AIM:
Render the material again word for word, skipping the pictures in it.

STORED RECORDS:
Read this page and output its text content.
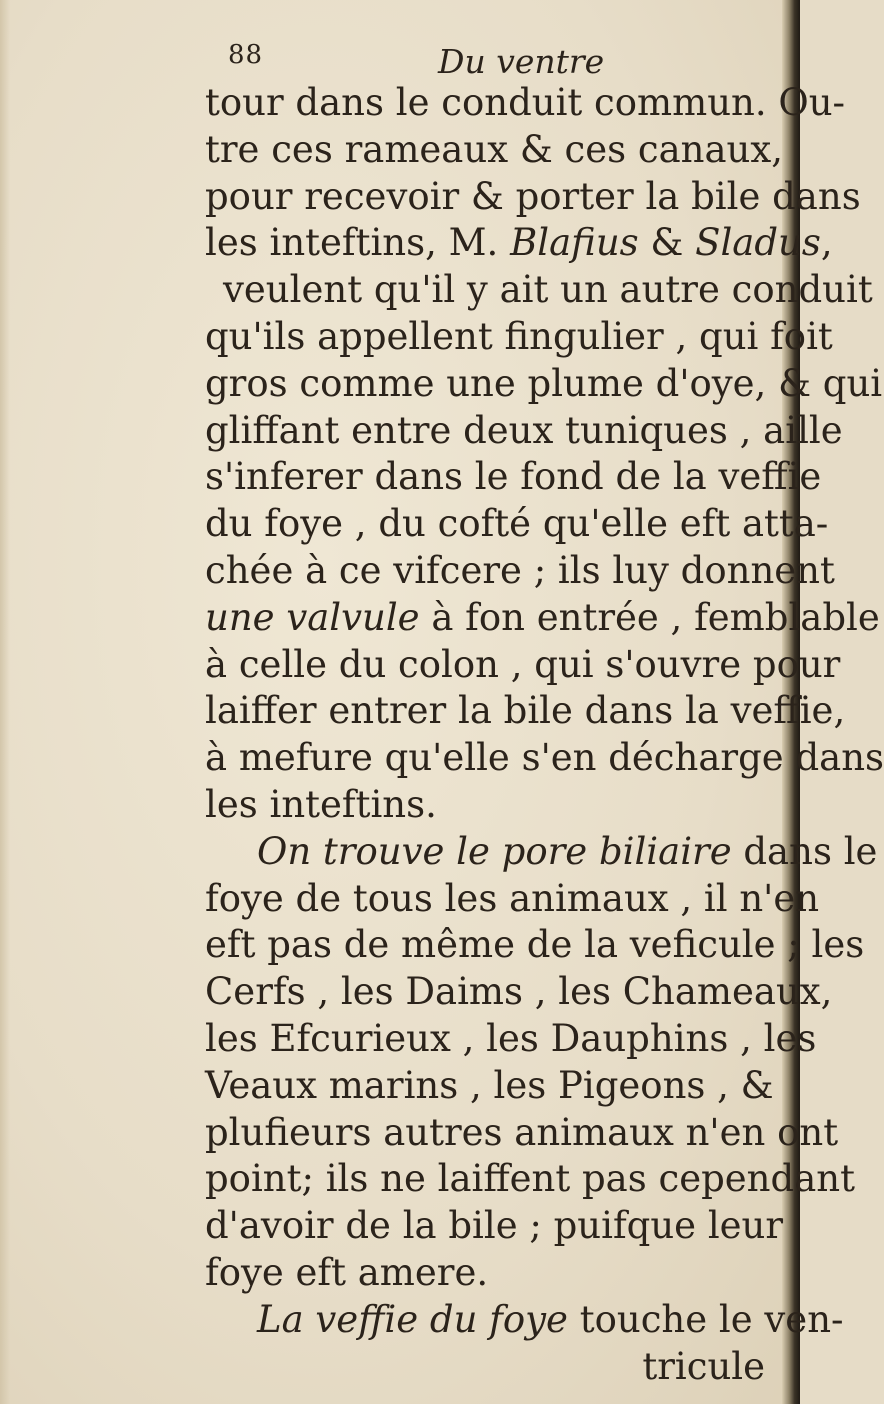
88	Du ventre
tour dans le conduit commun. Ou-
tre ces rameaux & ces canaux,
pour recevoir & porter la bile dans
les inteftins, M. Blafius & Sladus,
veulent qu'il y ait un autre conduit
qu'ils appellent fingulier , qui foit
gros comme une plume d'oye, & qui
gliffant entre deux tuniques , aille
s'inferer dans le fond de la veffie
du foye , du cofté qu'elle eft atta-
chée à ce vifcere ; ils luy donnent
une valvule à fon entrée , femblable
à celle du colon , qui s'ouvre pour
laiffer entrer la bile dans la veffie,
à mefure qu'elle s'en décharge dans
les inteftins.
On trouve le pore biliaire dans le
foye de tous les animaux , il n'en
eft pas de même de la veficule ; les
Cerfs , les Daims , les Chameaux,
les Efcurieux , les Dauphins , les
Veaux marins , les Pigeons , &
plufieurs autres animaux n'en ont
point; ils ne laiffent pas cependant
d'avoir de la bile ; puifque leur
foye eft amere.
La veffie du foye touche le ven-
tricule
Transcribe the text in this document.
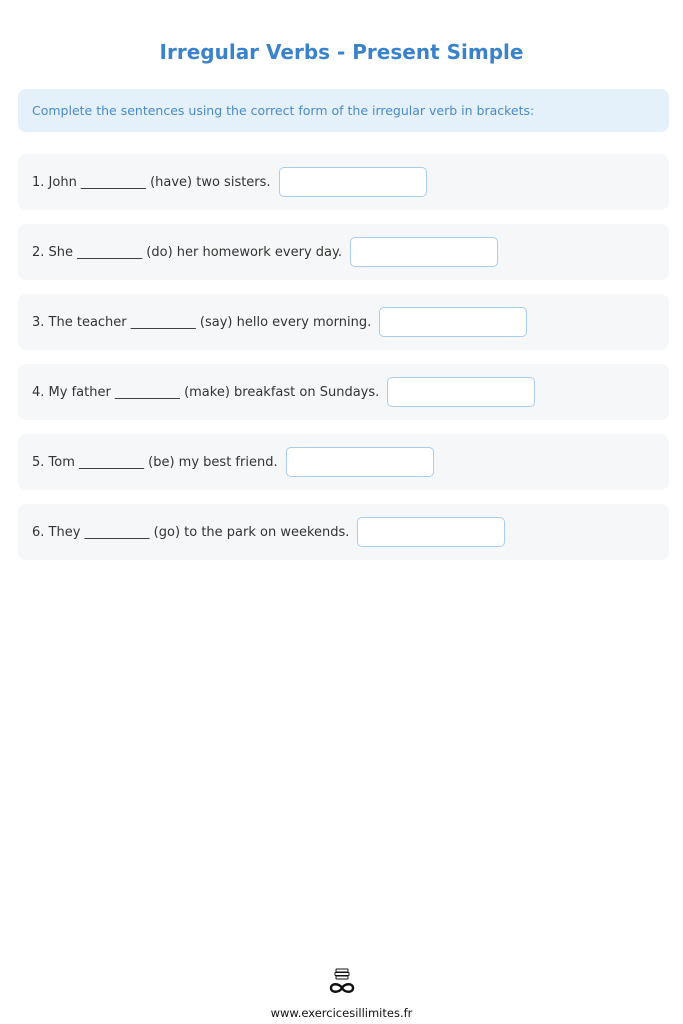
Irregular Verbs - Present Simple
Complete the sentences using the correct form of the irregular verb in brackets:
1. John __________ (have) two sisters.
2. She __________ (do) her homework every day.
3. The teacher __________ (say) hello every morning.
4. My father __________ (make) breakfast on Sundays.
5. Tom __________ (be) my best friend.
6. They __________ (go) to the park on weekends.
www.exercicesillimites.fr
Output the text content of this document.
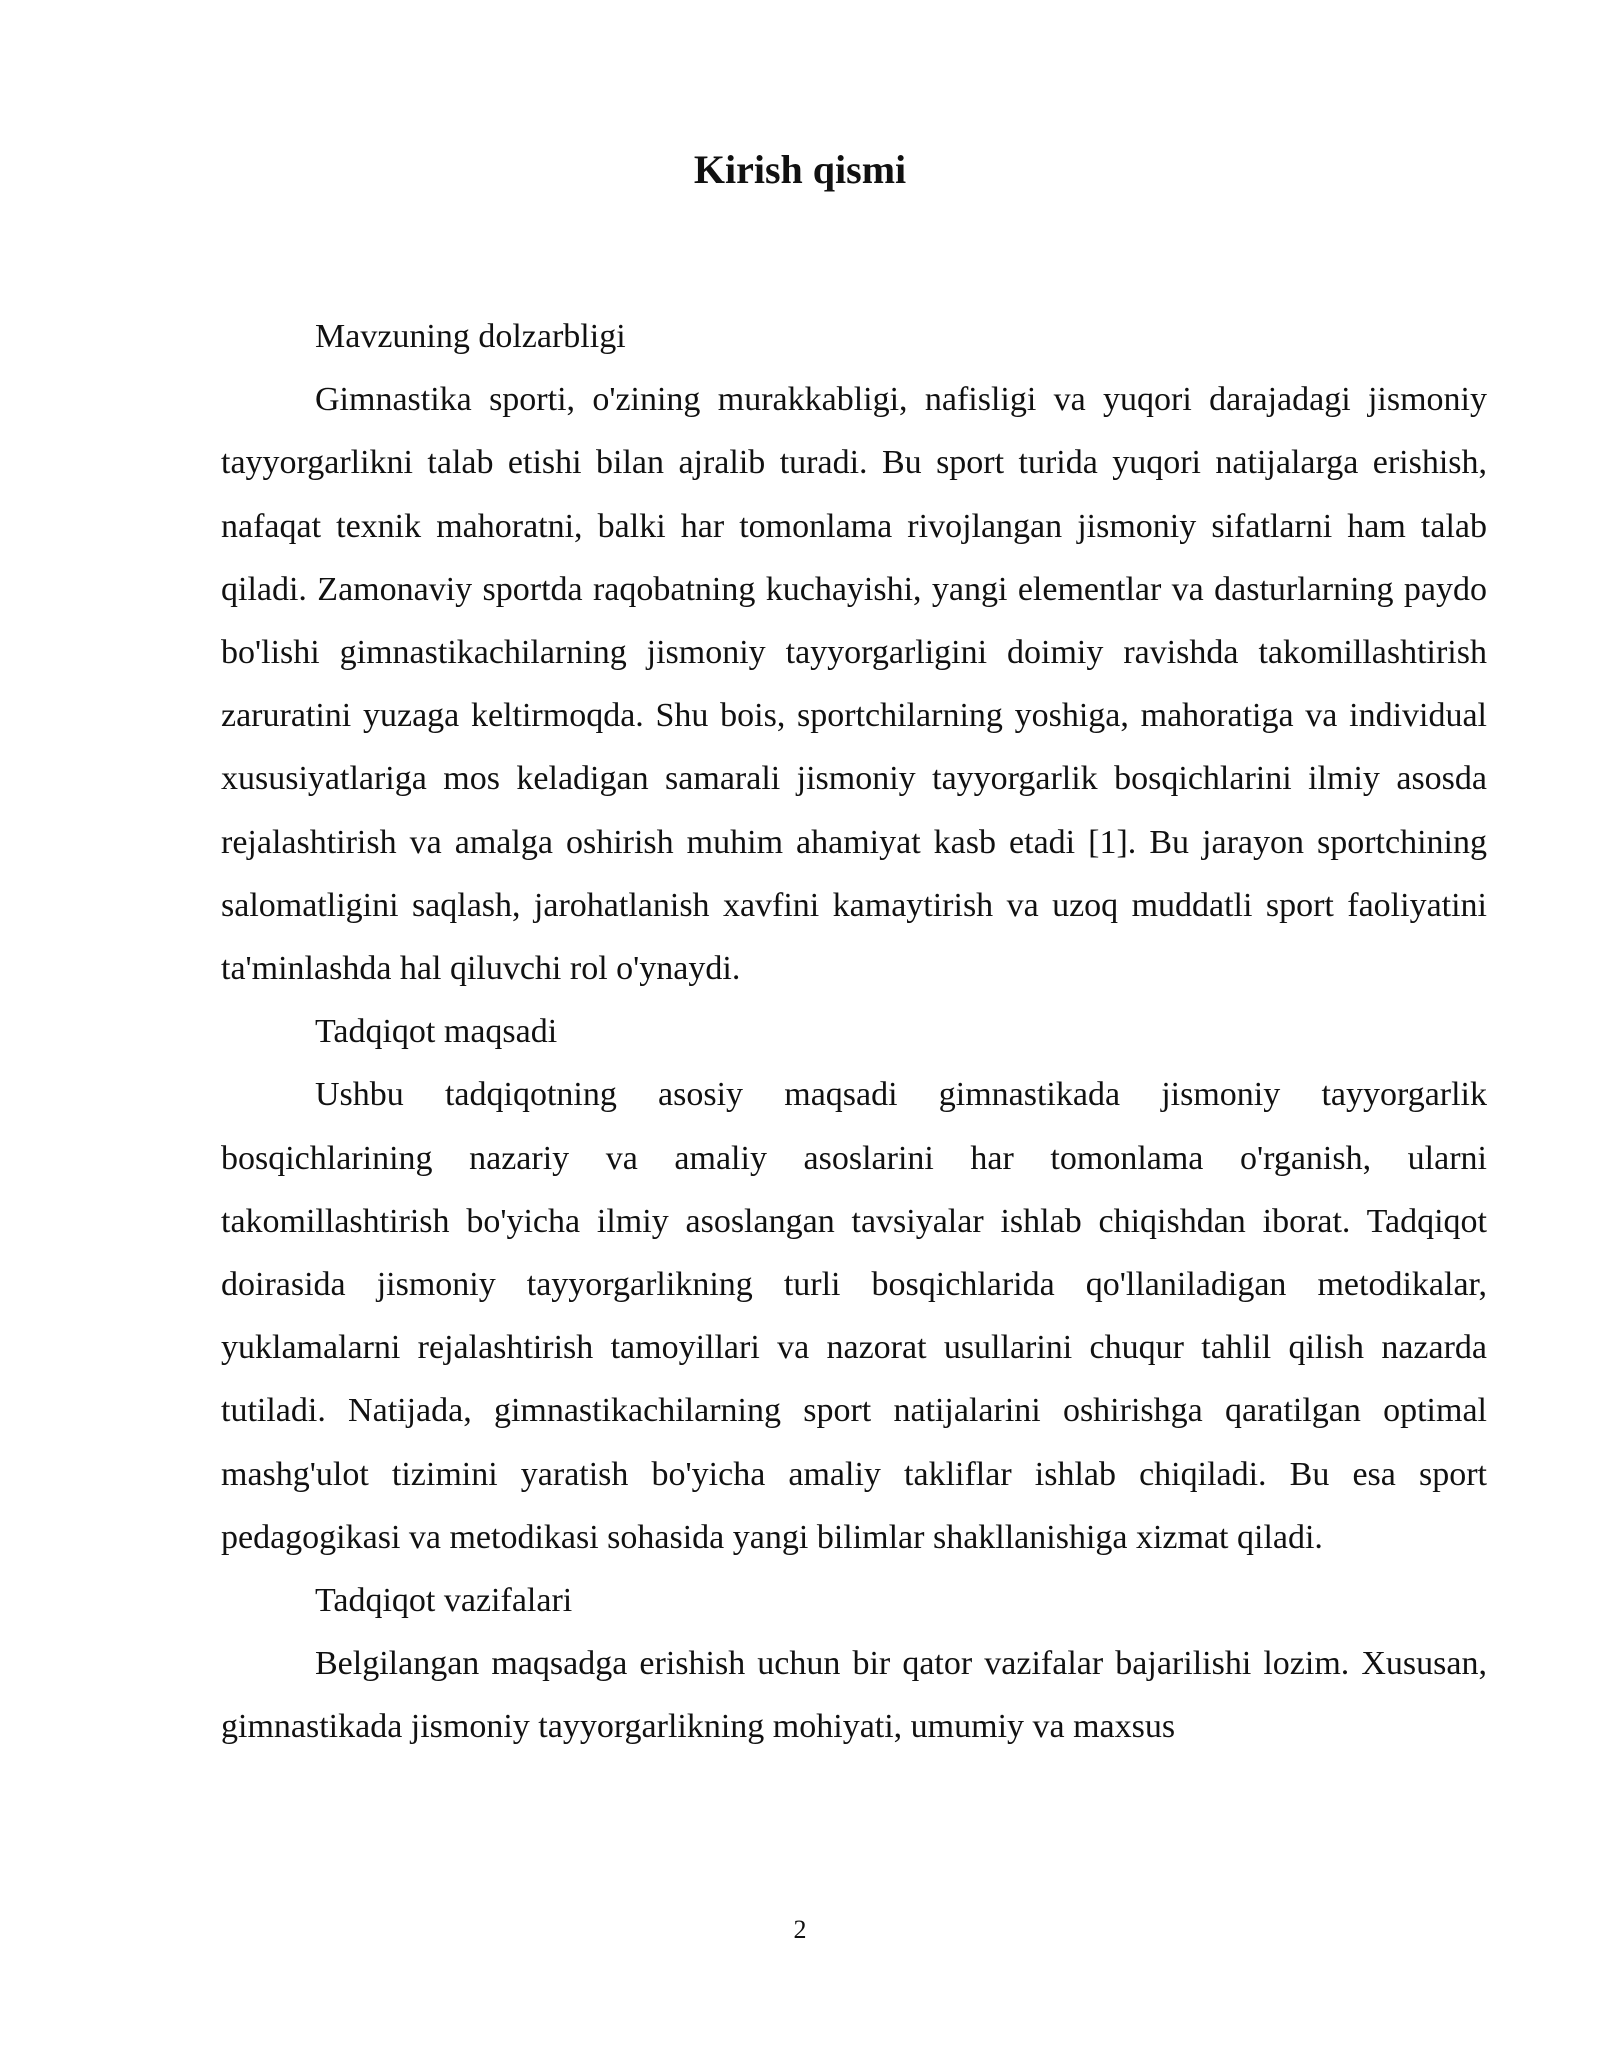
Kirish qismi

Mavzuning dolzarbligi

Gimnastika sporti, o'zining murakkabligi, nafisligi va yuqori darajadagi jismoniy tayyorgarlikni talab etishi bilan ajralib turadi. Bu sport turida yuqori natijalarga erishish, nafaqat texnik mahoratni, balki har tomonlama rivojlangan jismoniy sifatlarni ham talab qiladi. Zamonaviy sportda raqobatning kuchayishi, yangi elementlar va dasturlarning paydo bo'lishi gimnastikachilarning jismoniy tayyorgarligini doimiy ravishda takomillashtirish zaruratini yuzaga keltirmoqda. Shu bois, sportchilarning yoshiga, mahoratiga va individual xususiyatlariga mos keladigan samarali jismoniy tayyorgarlik bosqichlarini ilmiy asosda rejalashtirish va amalga oshirish muhim ahamiyat kasb etadi [1]. Bu jarayon sportchining salomatligini saqlash, jarohatlanish xavfini kamaytirish va uzoq muddatli sport faoliyatini ta'minlashda hal qiluvchi rol o'ynaydi.

Tadqiqot maqsadi

Ushbu tadqiqotning asosiy maqsadi gimnastikada jismoniy tayyorgarlik bosqichlarining nazariy va amaliy asoslarini har tomonlama o'rganish, ularni takomillashtirish bo'yicha ilmiy asoslangan tavsiyalar ishlab chiqishdan iborat. Tadqiqot doirasida jismoniy tayyorgarlikning turli bosqichlarida qo'llaniladigan metodikalar, yuklamalarni rejalashtirish tamoyillari va nazorat usullarini chuqur tahlil qilish nazarda tutiladi. Natijada, gimnastikachilarning sport natijalarini oshirishga qaratilgan optimal mashg'ulot tizimini yaratish bo'yicha amaliy takliflar ishlab chiqiladi. Bu esa sport pedagogikasi va metodikasi sohasida yangi bilimlar shakllanishiga xizmat qiladi.

Tadqiqot vazifalari

Belgilangan maqsadga erishish uchun bir qator vazifalar bajarilishi lozim. Xususan, gimnastikada jismoniy tayyorgarlikning mohiyati, umumiy va maxsus

2
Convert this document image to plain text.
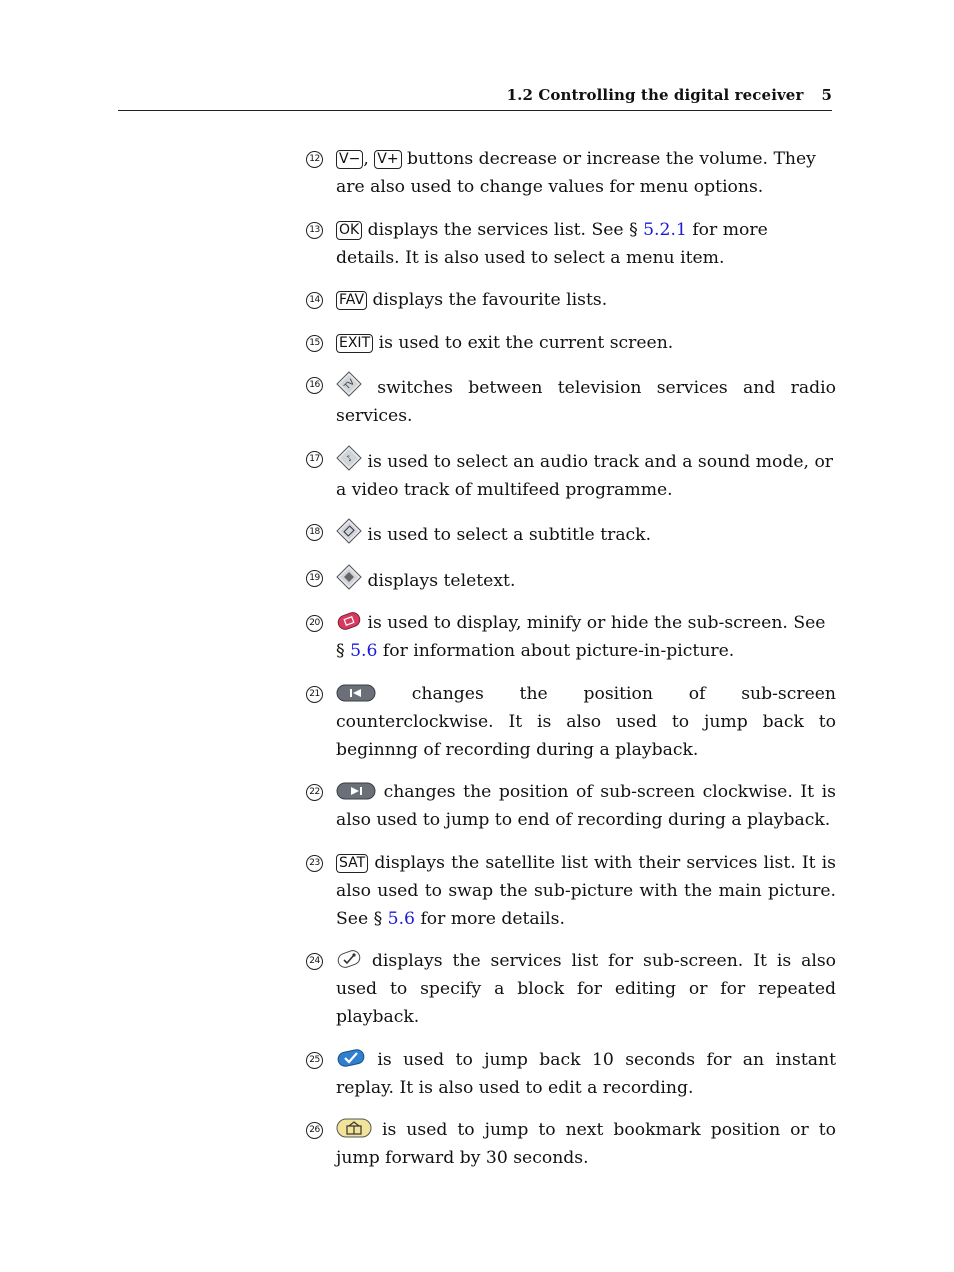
1.2 Controlling the digital receiver 5
12 V− , V+ buttons decrease or increase the volume. They are also used to change values for menu options.
13 OK displays the services list. See § 5.2.1 for more details. It is also used to select a menu item.
14 FAV displays the favourite lists.
15 EXIT is used to exit the current screen.
16	TV switches between television services and radio services.
17	♪ is used to select an audio track and a sound mode, or a video track of multifeed programme.
18 is used to select a subtitle track.
19 displays teletext.
20 is used to display, minify or hide the sub-screen. See § 5.6 for information about picture-in-picture.
21	changes the position of sub-screen counterclockwise. It is also used to jump back to beginnng of recording during a playback.
22	changes the position of sub-screen clockwise. It is also used to jump to end of recording during a playback.
23 SAT displays the satellite list with their services list. It is also used to swap the sub-picture with the main picture. See § 5.6 for more details.
24 displays the services list for sub-screen. It is also used to specify a block for editing or for repeated playback.
25	is used to jump back 10 seconds for an instant replay. It is also used to edit a recording.
26	is used to jump to next bookmark position or to jump forward by 30 seconds.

SOLVED PROBLEM:
Read this page and output its text content.
88	Du ventre
tour dans le conduit commun. Ou-
tre ces rameaux & ces canaux,
pour recevoir & porter la bile dans
les inteftins, M. Blafius & Sladus,
veulent qu'il y ait un autre conduit
qu'ils appellent fingulier , qui foit
gros comme une plume d'oye, & qui
gliffant entre deux tuniques , aille
s'inferer dans le fond de la veffie
du foye , du cofté qu'elle eft atta-
chée à ce vifcere ; ils luy donnent
une valvule à fon entrée , femblable
à celle du colon , qui s'ouvre pour
laiffer entrer la bile dans la veffie,
à mefure qu'elle s'en décharge dans
les inteftins.
On trouve le pore biliaire dans le
foye de tous les animaux , il n'en
eft pas de même de la veficule ; les
Cerfs , les Daims , les Chameaux,
les Efcurieux , les Dauphins , les
Veaux marins , les Pigeons , &
plufieurs autres animaux n'en ont
point; ils ne laiffent pas cependant
d'avoir de la bile ; puifque leur
foye eft amere.
La veffie du foye touche le ven-
tricule
Transcribe the text in this document.
Irregular Verbs - Present Simple
Complete the sentences using the correct form of the irregular verb in brackets:
1. John __________ (have) two sisters.
2. She __________ (do) her homework every day.
3. The teacher __________ (say) hello every morning.
4. My father __________ (make) breakfast on Sundays.
5. Tom __________ (be) my best friend.
6. They __________ (go) to the park on weekends.
www.exercicesillimites.fr
Output the text content of this document.
Kirish qismi

Mavzuning dolzarbligi

Gimnastika sporti, o'zining murakkabligi, nafisligi va yuqori darajadagi jismoniy tayyorgarlikni talab etishi bilan ajralib turadi. Bu sport turida yuqori natijalarga erishish, nafaqat texnik mahoratni, balki har tomonlama rivojlangan jismoniy sifatlarni ham talab qiladi. Zamonaviy sportda raqobatning kuchayishi, yangi elementlar va dasturlarning paydo bo'lishi gimnastikachilarning jismoniy tayyorgarligini doimiy ravishda takomillashtirish zaruratini yuzaga keltirmoqda. Shu bois, sportchilarning yoshiga, mahoratiga va individual xususiyatlariga mos keladigan samarali jismoniy tayyorgarlik bosqichlarini ilmiy asosda rejalashtirish va amalga oshirish muhim ahamiyat kasb etadi [1]. Bu jarayon sportchining salomatligini saqlash, jarohatlanish xavfini kamaytirish va uzoq muddatli sport faoliyatini ta'minlashda hal qiluvchi rol o'ynaydi.

Tadqiqot maqsadi

Ushbu tadqiqotning asosiy maqsadi gimnastikada jismoniy tayyorgarlik bosqichlarining nazariy va amaliy asoslarini har tomonlama o'rganish, ularni takomillashtirish bo'yicha ilmiy asoslangan tavsiyalar ishlab chiqishdan iborat. Tadqiqot doirasida jismoniy tayyorgarlikning turli bosqichlarida qo'llaniladigan metodikalar, yuklamalarni rejalashtirish tamoyillari va nazorat usullarini chuqur tahlil qilish nazarda tutiladi. Natijada, gimnastikachilarning sport natijalarini oshirishga qaratilgan optimal mashg'ulot tizimini yaratish bo'yicha amaliy takliflar ishlab chiqiladi. Bu esa sport pedagogikasi va metodikasi sohasida yangi bilimlar shakllanishiga xizmat qiladi.

Tadqiqot vazifalari

Belgilangan maqsadga erishish uchun bir qator vazifalar bajarilishi lozim. Xususan, gimnastikada jismoniy tayyorgarlikning mohiyati, umumiy va maxsus

2
Convert this document image to plain text.
1.2 Controlling the digital receiver 5
12 V− , V+ buttons decrease or increase the volume. They are also used to change values for menu options.
13 OK displays the services list. See § 5.2.1 for more details. It is also used to select a menu item.
14 FAV displays the favourite lists.
15 EXIT is used to exit the current screen.
16	TV switches between television services and radio services.
17	♪ is used to select an audio track and a sound mode, or a video track of multifeed programme.
18 is used to select a subtitle track.
19 displays teletext.
20 is used to display, minify or hide the sub-screen. See § 5.6 for information about picture-in-picture.
21	changes the position of sub-screen counterclockwise. It is also used to jump back to beginnng of recording during a playback.
22	changes the position of sub-screen clockwise. It is also used to jump to end of recording during a playback.
23 SAT displays the satellite list with their services list. It is also used to swap the sub-picture with the main picture. See § 5.6 for more details.
24 displays the services list for sub-screen. It is also used to specify a block for editing or for repeated playback.
25	is used to jump back 10 seconds for an instant replay. It is also used to edit a recording.
26	is used to jump to next bookmark position or to jump forward by 30 seconds.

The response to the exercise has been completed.